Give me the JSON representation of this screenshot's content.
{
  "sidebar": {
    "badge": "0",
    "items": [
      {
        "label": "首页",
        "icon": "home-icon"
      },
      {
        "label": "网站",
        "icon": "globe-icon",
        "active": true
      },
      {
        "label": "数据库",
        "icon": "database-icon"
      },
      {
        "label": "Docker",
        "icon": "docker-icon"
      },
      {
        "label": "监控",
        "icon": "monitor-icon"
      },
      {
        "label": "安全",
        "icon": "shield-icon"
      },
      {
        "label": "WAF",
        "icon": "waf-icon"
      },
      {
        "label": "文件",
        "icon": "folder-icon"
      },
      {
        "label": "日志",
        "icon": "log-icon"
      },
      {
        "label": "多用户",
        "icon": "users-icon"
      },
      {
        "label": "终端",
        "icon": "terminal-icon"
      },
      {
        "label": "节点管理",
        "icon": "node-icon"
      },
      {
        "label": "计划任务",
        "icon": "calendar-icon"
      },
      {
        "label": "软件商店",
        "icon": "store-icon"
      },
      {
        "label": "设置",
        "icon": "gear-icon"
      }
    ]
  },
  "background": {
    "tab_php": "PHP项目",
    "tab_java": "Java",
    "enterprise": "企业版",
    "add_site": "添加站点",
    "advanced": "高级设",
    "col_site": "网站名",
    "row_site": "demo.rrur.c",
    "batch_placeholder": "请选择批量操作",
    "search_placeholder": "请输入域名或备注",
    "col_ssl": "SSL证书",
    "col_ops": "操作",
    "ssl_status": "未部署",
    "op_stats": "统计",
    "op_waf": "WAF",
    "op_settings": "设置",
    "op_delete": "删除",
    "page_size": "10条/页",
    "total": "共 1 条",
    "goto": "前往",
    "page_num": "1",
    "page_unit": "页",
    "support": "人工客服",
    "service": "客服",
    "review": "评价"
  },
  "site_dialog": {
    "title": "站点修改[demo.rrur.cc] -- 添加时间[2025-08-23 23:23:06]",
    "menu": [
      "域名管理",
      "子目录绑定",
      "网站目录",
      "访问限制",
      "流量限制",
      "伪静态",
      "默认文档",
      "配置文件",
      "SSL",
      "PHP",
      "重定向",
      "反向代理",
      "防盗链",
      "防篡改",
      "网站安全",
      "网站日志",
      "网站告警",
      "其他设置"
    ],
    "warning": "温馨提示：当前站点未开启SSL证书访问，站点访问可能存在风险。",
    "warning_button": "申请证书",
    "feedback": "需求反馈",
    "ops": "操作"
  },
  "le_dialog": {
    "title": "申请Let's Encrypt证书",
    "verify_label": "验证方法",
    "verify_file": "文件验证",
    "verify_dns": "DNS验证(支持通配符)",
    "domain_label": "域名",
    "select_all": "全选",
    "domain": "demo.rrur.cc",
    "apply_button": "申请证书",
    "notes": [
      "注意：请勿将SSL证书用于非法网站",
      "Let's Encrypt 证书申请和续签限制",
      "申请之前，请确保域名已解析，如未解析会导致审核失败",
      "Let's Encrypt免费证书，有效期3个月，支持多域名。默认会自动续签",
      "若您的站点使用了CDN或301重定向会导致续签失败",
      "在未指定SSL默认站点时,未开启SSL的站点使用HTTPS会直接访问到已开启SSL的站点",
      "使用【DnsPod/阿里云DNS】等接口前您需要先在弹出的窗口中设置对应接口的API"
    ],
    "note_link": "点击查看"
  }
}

Written problem:
Return all of the data precisely as it appears.

Task response:
Give me the JSON representation of this screenshot's content.
{
  "sidebar": {
    "badge": "0",
    "items": [
      {
        "label": "首页",
        "icon": "home-icon"
      },
      {
        "label": "网站",
        "icon": "globe-icon",
        "active": true
      },
      {
        "label": "数据库",
        "icon": "database-icon"
      },
      {
        "label": "Docker",
        "icon": "docker-icon"
      },
      {
        "label": "监控",
        "icon": "monitor-icon"
      },
      {
        "label": "安全",
        "icon": "shield-icon"
      },
      {
        "label": "WAF",
        "icon": "waf-icon"
      },
      {
        "label": "文件",
        "icon": "folder-icon"
      },
      {
        "label": "日志",
        "icon": "log-icon"
      },
      {
        "label": "多用户",
        "icon": "users-icon"
      },
      {
        "label": "终端",
        "icon": "terminal-icon"
      },
      {
        "label": "节点管理",
        "icon": "node-icon"
      },
      {
        "label": "计划任务",
        "icon": "calendar-icon"
      },
      {
        "label": "软件商店",
        "icon": "store-icon"
      },
      {
        "label": "设置",
        "icon": "gear-icon"
      }
    ]
  },
  "background": {
    "tab_php": "PHP项目",
    "tab_java": "Java",
    "enterprise": "企业版",
    "add_site": "添加站点",
    "advanced": "高级设",
    "col_site": "网站名",
    "row_site": "demo.rrur.c",
    "batch_placeholder": "请选择批量操作",
    "search_placeholder": "请输入域名或备注",
    "col_ssl": "SSL证书",
    "col_ops": "操作",
    "ssl_status": "未部署",
    "op_stats": "统计",
    "op_waf": "WAF",
    "op_settings": "设置",
    "op_delete": "删除",
    "page_size": "10条/页",
    "total": "共 1 条",
    "goto": "前往",
    "page_num": "1",
    "page_unit": "页",
    "support": "人工客服",
    "service": "客服",
    "review": "评价"
  },
  "site_dialog": {
    "title": "站点修改[demo.rrur.cc] -- 添加时间[2025-08-23 23:23:06]",
    "menu": [
      "域名管理",
      "子目录绑定",
      "网站目录",
      "访问限制",
      "流量限制",
      "伪静态",
      "默认文档",
      "配置文件",
      "SSL",
      "PHP",
      "重定向",
      "反向代理",
      "防盗链",
      "防篡改",
      "网站安全",
      "网站日志",
      "网站告警",
      "其他设置"
    ],
    "warning": "温馨提示：当前站点未开启SSL证书访问，站点访问可能存在风险。",
    "warning_button": "申请证书",
    "feedback": "需求反馈",
    "ops": "操作"
  },
  "le_dialog": {
    "title": "申请Let's Encrypt证书",
    "verify_label": "验证方法",
    "verify_file": "文件验证",
    "verify_dns": "DNS验证(支持通配符)",
    "domain_label": "域名",
    "select_all": "全选",
    "domain": "demo.rrur.cc",
    "apply_button": "申请证书",
    "notes": [
      "注意：请勿将SSL证书用于非法网站",
      "Let's Encrypt 证书申请和续签限制",
      "申请之前，请确保域名已解析，如未解析会导致审核失败",
      "Let's Encrypt免费证书，有效期3个月，支持多域名。默认会自动续签",
      "若您的站点使用了CDN或301重定向会导致续签失败",
      "在未指定SSL默认站点时,未开启SSL的站点使用HTTPS会直接访问到已开启SSL的站点",
      "使用【DnsPod/阿里云DNS】等接口前您需要先在弹出的窗口中设置对应接口的API"
    ],
    "note_link": "点击查看"
  }
}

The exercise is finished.